_Short problem_.
Copy all the entries word for word, but omit the pictures.

<<<<

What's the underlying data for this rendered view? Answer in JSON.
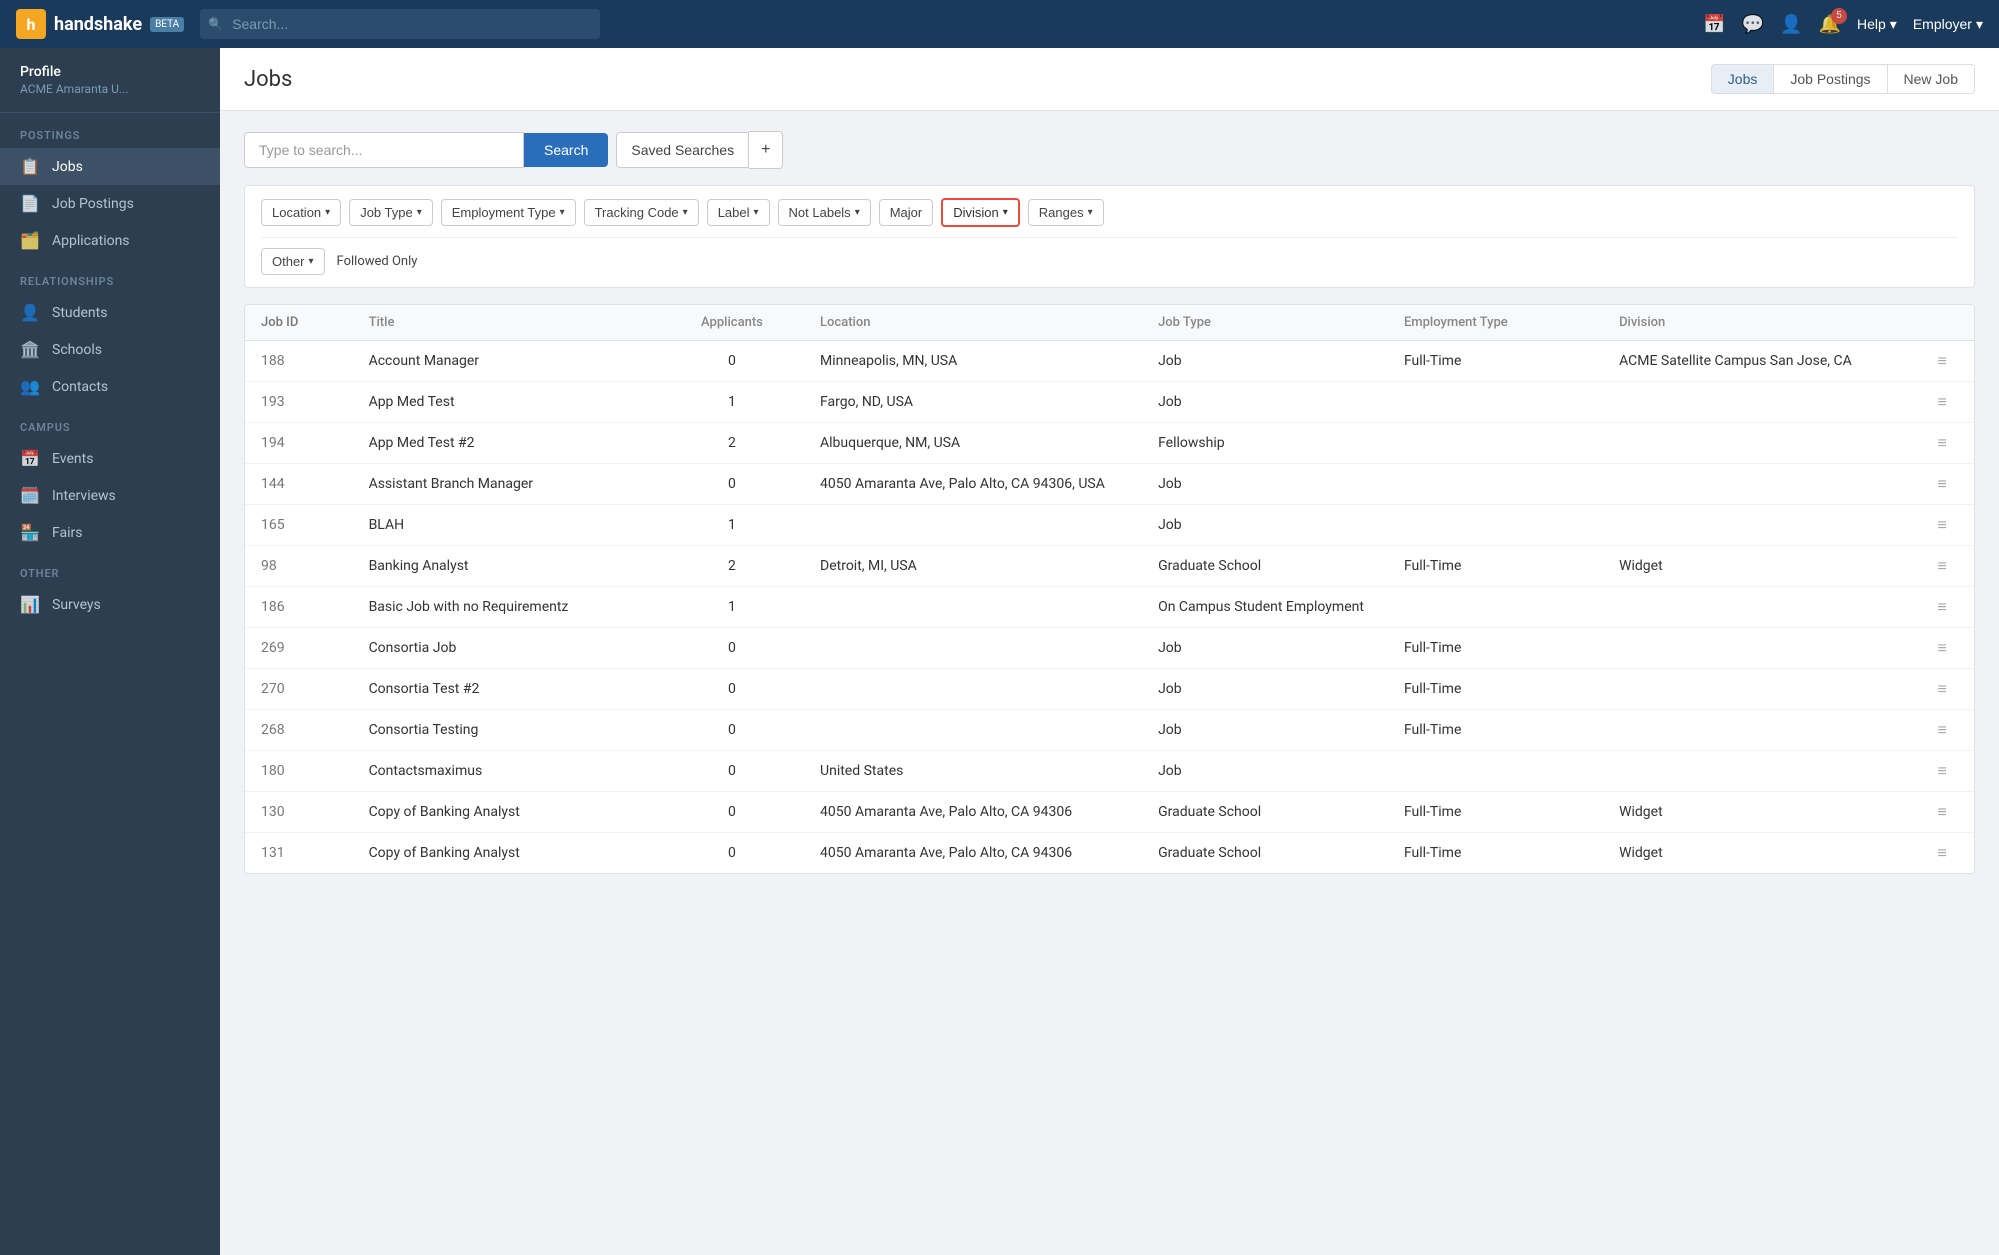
{
  "topnav": {
    "logo_letter": "h",
    "brand": "handshake",
    "beta": "BETA",
    "search_placeholder": "Search...",
    "help_label": "Help",
    "employer_label": "Employer",
    "notification_count": "5"
  },
  "sidebar": {
    "user": {
      "name": "Profile",
      "org": "ACME Amaranta U..."
    },
    "sections": [
      {
        "label": "POSTINGS",
        "items": [
          {
            "id": "jobs",
            "label": "Jobs",
            "icon": "📋",
            "active": true
          },
          {
            "id": "job-postings",
            "label": "Job Postings",
            "icon": "📄"
          },
          {
            "id": "applications",
            "label": "Applications",
            "icon": "🗂️"
          }
        ]
      },
      {
        "label": "RELATIONSHIPS",
        "items": [
          {
            "id": "students",
            "label": "Students",
            "icon": "👤"
          },
          {
            "id": "schools",
            "label": "Schools",
            "icon": "🏛️"
          },
          {
            "id": "contacts",
            "label": "Contacts",
            "icon": "👥"
          }
        ]
      },
      {
        "label": "CAMPUS",
        "items": [
          {
            "id": "events",
            "label": "Events",
            "icon": "📅"
          },
          {
            "id": "interviews",
            "label": "Interviews",
            "icon": "🗓️"
          },
          {
            "id": "fairs",
            "label": "Fairs",
            "icon": "🏪"
          }
        ]
      },
      {
        "label": "OTHER",
        "items": [
          {
            "id": "surveys",
            "label": "Surveys",
            "icon": "📊"
          }
        ]
      }
    ]
  },
  "main": {
    "title": "Jobs",
    "tabs": [
      {
        "id": "jobs",
        "label": "Jobs",
        "active": true
      },
      {
        "id": "job-postings",
        "label": "Job Postings"
      },
      {
        "id": "new-job",
        "label": "New Job"
      }
    ]
  },
  "search": {
    "placeholder": "Type to search...",
    "search_button": "Search",
    "saved_searches_button": "Saved Searches",
    "plus_button": "+"
  },
  "filters": {
    "items": [
      {
        "id": "location",
        "label": "Location",
        "highlighted": false
      },
      {
        "id": "job-type",
        "label": "Job Type",
        "highlighted": false
      },
      {
        "id": "employment-type",
        "label": "Employment Type",
        "highlighted": false
      },
      {
        "id": "tracking-code",
        "label": "Tracking Code",
        "highlighted": false
      },
      {
        "id": "label",
        "label": "Label",
        "highlighted": false
      },
      {
        "id": "not-labels",
        "label": "Not Labels",
        "highlighted": false
      },
      {
        "id": "major",
        "label": "Major",
        "highlighted": false
      },
      {
        "id": "division",
        "label": "Division",
        "highlighted": true
      },
      {
        "id": "ranges",
        "label": "Ranges",
        "highlighted": false
      }
    ],
    "row2": [
      {
        "id": "other",
        "label": "Other",
        "highlighted": false
      },
      {
        "id": "followed-only",
        "label": "Followed Only",
        "static": true
      }
    ]
  },
  "table": {
    "columns": [
      {
        "id": "job-id",
        "label": "Job ID"
      },
      {
        "id": "title",
        "label": "Title"
      },
      {
        "id": "applicants",
        "label": "Applicants"
      },
      {
        "id": "location",
        "label": "Location"
      },
      {
        "id": "job-type",
        "label": "Job Type"
      },
      {
        "id": "employment-type",
        "label": "Employment Type"
      },
      {
        "id": "division",
        "label": "Division"
      },
      {
        "id": "menu",
        "label": ""
      }
    ],
    "rows": [
      {
        "id": "188",
        "title": "Account Manager",
        "applicants": "0",
        "location": "Minneapolis, MN, USA",
        "job_type": "Job",
        "employment_type": "Full-Time",
        "division": "ACME Satellite Campus San Jose, CA",
        "menu": "≡"
      },
      {
        "id": "193",
        "title": "App Med Test",
        "applicants": "1",
        "location": "Fargo, ND, USA",
        "job_type": "Job",
        "employment_type": "",
        "division": "",
        "menu": "≡"
      },
      {
        "id": "194",
        "title": "App Med Test #2",
        "applicants": "2",
        "location": "Albuquerque, NM, USA",
        "job_type": "Fellowship",
        "employment_type": "",
        "division": "",
        "menu": "≡"
      },
      {
        "id": "144",
        "title": "Assistant Branch Manager",
        "applicants": "0",
        "location": "4050 Amaranta Ave, Palo Alto, CA 94306, USA",
        "job_type": "Job",
        "employment_type": "",
        "division": "",
        "menu": "≡"
      },
      {
        "id": "165",
        "title": "BLAH",
        "applicants": "1",
        "location": "",
        "job_type": "Job",
        "employment_type": "",
        "division": "",
        "menu": "≡"
      },
      {
        "id": "98",
        "title": "Banking Analyst",
        "applicants": "2",
        "location": "Detroit, MI, USA",
        "job_type": "Graduate School",
        "employment_type": "Full-Time",
        "division": "Widget",
        "menu": "≡"
      },
      {
        "id": "186",
        "title": "Basic Job with no Requirementz",
        "applicants": "1",
        "location": "",
        "job_type": "On Campus Student Employment",
        "employment_type": "",
        "division": "",
        "menu": "≡"
      },
      {
        "id": "269",
        "title": "Consortia Job",
        "applicants": "0",
        "location": "",
        "job_type": "Job",
        "employment_type": "Full-Time",
        "division": "",
        "menu": "≡"
      },
      {
        "id": "270",
        "title": "Consortia Test #2",
        "applicants": "0",
        "location": "",
        "job_type": "Job",
        "employment_type": "Full-Time",
        "division": "",
        "menu": "≡"
      },
      {
        "id": "268",
        "title": "Consortia Testing",
        "applicants": "0",
        "location": "",
        "job_type": "Job",
        "employment_type": "Full-Time",
        "division": "",
        "menu": "≡"
      },
      {
        "id": "180",
        "title": "Contactsmaximus",
        "applicants": "0",
        "location": "United States",
        "job_type": "Job",
        "employment_type": "",
        "division": "",
        "menu": "≡"
      },
      {
        "id": "130",
        "title": "Copy of Banking Analyst",
        "applicants": "0",
        "location": "4050 Amaranta Ave, Palo Alto, CA 94306",
        "job_type": "Graduate School",
        "employment_type": "Full-Time",
        "division": "Widget",
        "menu": "≡"
      },
      {
        "id": "131",
        "title": "Copy of Banking Analyst",
        "applicants": "0",
        "location": "4050 Amaranta Ave, Palo Alto, CA 94306",
        "job_type": "Graduate School",
        "employment_type": "Full-Time",
        "division": "Widget",
        "menu": "≡"
      }
    ]
  }
}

>>>>

_Answer for this exercise_.
What's the underlying data for this rendered view? Answer in JSON.
{
  "topnav": {
    "logo_letter": "h",
    "brand": "handshake",
    "beta": "BETA",
    "search_placeholder": "Search...",
    "help_label": "Help",
    "employer_label": "Employer",
    "notification_count": "5"
  },
  "sidebar": {
    "user": {
      "name": "Profile",
      "org": "ACME Amaranta U..."
    },
    "sections": [
      {
        "label": "POSTINGS",
        "items": [
          {
            "id": "jobs",
            "label": "Jobs",
            "icon": "📋",
            "active": true
          },
          {
            "id": "job-postings",
            "label": "Job Postings",
            "icon": "📄"
          },
          {
            "id": "applications",
            "label": "Applications",
            "icon": "🗂️"
          }
        ]
      },
      {
        "label": "RELATIONSHIPS",
        "items": [
          {
            "id": "students",
            "label": "Students",
            "icon": "👤"
          },
          {
            "id": "schools",
            "label": "Schools",
            "icon": "🏛️"
          },
          {
            "id": "contacts",
            "label": "Contacts",
            "icon": "👥"
          }
        ]
      },
      {
        "label": "CAMPUS",
        "items": [
          {
            "id": "events",
            "label": "Events",
            "icon": "📅"
          },
          {
            "id": "interviews",
            "label": "Interviews",
            "icon": "🗓️"
          },
          {
            "id": "fairs",
            "label": "Fairs",
            "icon": "🏪"
          }
        ]
      },
      {
        "label": "OTHER",
        "items": [
          {
            "id": "surveys",
            "label": "Surveys",
            "icon": "📊"
          }
        ]
      }
    ]
  },
  "main": {
    "title": "Jobs",
    "tabs": [
      {
        "id": "jobs",
        "label": "Jobs",
        "active": true
      },
      {
        "id": "job-postings",
        "label": "Job Postings"
      },
      {
        "id": "new-job",
        "label": "New Job"
      }
    ]
  },
  "search": {
    "placeholder": "Type to search...",
    "search_button": "Search",
    "saved_searches_button": "Saved Searches",
    "plus_button": "+"
  },
  "filters": {
    "items": [
      {
        "id": "location",
        "label": "Location",
        "highlighted": false
      },
      {
        "id": "job-type",
        "label": "Job Type",
        "highlighted": false
      },
      {
        "id": "employment-type",
        "label": "Employment Type",
        "highlighted": false
      },
      {
        "id": "tracking-code",
        "label": "Tracking Code",
        "highlighted": false
      },
      {
        "id": "label",
        "label": "Label",
        "highlighted": false
      },
      {
        "id": "not-labels",
        "label": "Not Labels",
        "highlighted": false
      },
      {
        "id": "major",
        "label": "Major",
        "highlighted": false
      },
      {
        "id": "division",
        "label": "Division",
        "highlighted": true
      },
      {
        "id": "ranges",
        "label": "Ranges",
        "highlighted": false
      }
    ],
    "row2": [
      {
        "id": "other",
        "label": "Other",
        "highlighted": false
      },
      {
        "id": "followed-only",
        "label": "Followed Only",
        "static": true
      }
    ]
  },
  "table": {
    "columns": [
      {
        "id": "job-id",
        "label": "Job ID"
      },
      {
        "id": "title",
        "label": "Title"
      },
      {
        "id": "applicants",
        "label": "Applicants"
      },
      {
        "id": "location",
        "label": "Location"
      },
      {
        "id": "job-type",
        "label": "Job Type"
      },
      {
        "id": "employment-type",
        "label": "Employment Type"
      },
      {
        "id": "division",
        "label": "Division"
      },
      {
        "id": "menu",
        "label": ""
      }
    ],
    "rows": [
      {
        "id": "188",
        "title": "Account Manager",
        "applicants": "0",
        "location": "Minneapolis, MN, USA",
        "job_type": "Job",
        "employment_type": "Full-Time",
        "division": "ACME Satellite Campus San Jose, CA",
        "menu": "≡"
      },
      {
        "id": "193",
        "title": "App Med Test",
        "applicants": "1",
        "location": "Fargo, ND, USA",
        "job_type": "Job",
        "employment_type": "",
        "division": "",
        "menu": "≡"
      },
      {
        "id": "194",
        "title": "App Med Test #2",
        "applicants": "2",
        "location": "Albuquerque, NM, USA",
        "job_type": "Fellowship",
        "employment_type": "",
        "division": "",
        "menu": "≡"
      },
      {
        "id": "144",
        "title": "Assistant Branch Manager",
        "applicants": "0",
        "location": "4050 Amaranta Ave, Palo Alto, CA 94306, USA",
        "job_type": "Job",
        "employment_type": "",
        "division": "",
        "menu": "≡"
      },
      {
        "id": "165",
        "title": "BLAH",
        "applicants": "1",
        "location": "",
        "job_type": "Job",
        "employment_type": "",
        "division": "",
        "menu": "≡"
      },
      {
        "id": "98",
        "title": "Banking Analyst",
        "applicants": "2",
        "location": "Detroit, MI, USA",
        "job_type": "Graduate School",
        "employment_type": "Full-Time",
        "division": "Widget",
        "menu": "≡"
      },
      {
        "id": "186",
        "title": "Basic Job with no Requirementz",
        "applicants": "1",
        "location": "",
        "job_type": "On Campus Student Employment",
        "employment_type": "",
        "division": "",
        "menu": "≡"
      },
      {
        "id": "269",
        "title": "Consortia Job",
        "applicants": "0",
        "location": "",
        "job_type": "Job",
        "employment_type": "Full-Time",
        "division": "",
        "menu": "≡"
      },
      {
        "id": "270",
        "title": "Consortia Test #2",
        "applicants": "0",
        "location": "",
        "job_type": "Job",
        "employment_type": "Full-Time",
        "division": "",
        "menu": "≡"
      },
      {
        "id": "268",
        "title": "Consortia Testing",
        "applicants": "0",
        "location": "",
        "job_type": "Job",
        "employment_type": "Full-Time",
        "division": "",
        "menu": "≡"
      },
      {
        "id": "180",
        "title": "Contactsmaximus",
        "applicants": "0",
        "location": "United States",
        "job_type": "Job",
        "employment_type": "",
        "division": "",
        "menu": "≡"
      },
      {
        "id": "130",
        "title": "Copy of Banking Analyst",
        "applicants": "0",
        "location": "4050 Amaranta Ave, Palo Alto, CA 94306",
        "job_type": "Graduate School",
        "employment_type": "Full-Time",
        "division": "Widget",
        "menu": "≡"
      },
      {
        "id": "131",
        "title": "Copy of Banking Analyst",
        "applicants": "0",
        "location": "4050 Amaranta Ave, Palo Alto, CA 94306",
        "job_type": "Graduate School",
        "employment_type": "Full-Time",
        "division": "Widget",
        "menu": "≡"
      }
    ]
  }
}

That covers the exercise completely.